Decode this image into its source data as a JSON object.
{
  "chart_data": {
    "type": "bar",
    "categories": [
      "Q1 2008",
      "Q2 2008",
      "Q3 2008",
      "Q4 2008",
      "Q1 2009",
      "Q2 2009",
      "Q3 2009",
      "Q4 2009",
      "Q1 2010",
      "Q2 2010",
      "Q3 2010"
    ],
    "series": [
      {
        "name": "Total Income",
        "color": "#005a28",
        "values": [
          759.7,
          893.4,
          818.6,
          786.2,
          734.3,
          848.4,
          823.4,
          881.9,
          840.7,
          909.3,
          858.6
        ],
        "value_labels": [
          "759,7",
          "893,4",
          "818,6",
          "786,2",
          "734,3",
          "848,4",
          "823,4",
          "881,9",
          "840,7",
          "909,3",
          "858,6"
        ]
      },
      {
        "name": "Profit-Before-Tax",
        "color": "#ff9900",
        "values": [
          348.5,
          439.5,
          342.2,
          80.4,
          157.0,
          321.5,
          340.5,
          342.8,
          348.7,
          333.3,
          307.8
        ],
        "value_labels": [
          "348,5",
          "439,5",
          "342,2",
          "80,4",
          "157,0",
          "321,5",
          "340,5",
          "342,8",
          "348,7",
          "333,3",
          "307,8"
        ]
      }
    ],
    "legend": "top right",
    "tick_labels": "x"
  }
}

**What you need to do**: Go through the records above and set each one down exactly, please.

**Right answer**:
Decode this image into its source data as a JSON object.
{
  "chart_data": {
    "type": "bar",
    "categories": [
      "Q1 2008",
      "Q2 2008",
      "Q3 2008",
      "Q4 2008",
      "Q1 2009",
      "Q2 2009",
      "Q3 2009",
      "Q4 2009",
      "Q1 2010",
      "Q2 2010",
      "Q3 2010"
    ],
    "series": [
      {
        "name": "Total Income",
        "color": "#005a28",
        "values": [
          759.7,
          893.4,
          818.6,
          786.2,
          734.3,
          848.4,
          823.4,
          881.9,
          840.7,
          909.3,
          858.6
        ],
        "value_labels": [
          "759,7",
          "893,4",
          "818,6",
          "786,2",
          "734,3",
          "848,4",
          "823,4",
          "881,9",
          "840,7",
          "909,3",
          "858,6"
        ]
      },
      {
        "name": "Profit-Before-Tax",
        "color": "#ff9900",
        "values": [
          348.5,
          439.5,
          342.2,
          80.4,
          157.0,
          321.5,
          340.5,
          342.8,
          348.7,
          333.3,
          307.8
        ],
        "value_labels": [
          "348,5",
          "439,5",
          "342,2",
          "80,4",
          "157,0",
          "321,5",
          "340,5",
          "342,8",
          "348,7",
          "333,3",
          "307,8"
        ]
      }
    ],
    "legend": "top right",
    "tick_labels": "x"
  }
}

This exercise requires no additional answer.